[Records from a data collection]

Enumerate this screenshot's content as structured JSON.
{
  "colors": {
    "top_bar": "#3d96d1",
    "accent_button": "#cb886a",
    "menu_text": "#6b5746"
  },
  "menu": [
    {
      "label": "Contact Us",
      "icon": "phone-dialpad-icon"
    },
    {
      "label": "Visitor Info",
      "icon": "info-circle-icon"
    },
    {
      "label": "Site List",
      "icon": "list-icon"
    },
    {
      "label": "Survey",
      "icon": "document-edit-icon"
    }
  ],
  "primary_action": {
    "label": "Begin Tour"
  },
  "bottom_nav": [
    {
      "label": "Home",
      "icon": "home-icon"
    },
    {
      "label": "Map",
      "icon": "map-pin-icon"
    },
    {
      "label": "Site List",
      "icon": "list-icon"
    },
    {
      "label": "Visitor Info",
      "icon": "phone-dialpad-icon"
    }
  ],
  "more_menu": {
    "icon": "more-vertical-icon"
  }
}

[Problem to solve] Give the records above again, word for word.

[Answer to the problem]
Enumerate this screenshot's content as structured JSON.
{
  "colors": {
    "top_bar": "#3d96d1",
    "accent_button": "#cb886a",
    "menu_text": "#6b5746"
  },
  "menu": [
    {
      "label": "Contact Us",
      "icon": "phone-dialpad-icon"
    },
    {
      "label": "Visitor Info",
      "icon": "info-circle-icon"
    },
    {
      "label": "Site List",
      "icon": "list-icon"
    },
    {
      "label": "Survey",
      "icon": "document-edit-icon"
    }
  ],
  "primary_action": {
    "label": "Begin Tour"
  },
  "bottom_nav": [
    {
      "label": "Home",
      "icon": "home-icon"
    },
    {
      "label": "Map",
      "icon": "map-pin-icon"
    },
    {
      "label": "Site List",
      "icon": "list-icon"
    },
    {
      "label": "Visitor Info",
      "icon": "phone-dialpad-icon"
    }
  ],
  "more_menu": {
    "icon": "more-vertical-icon"
  }
}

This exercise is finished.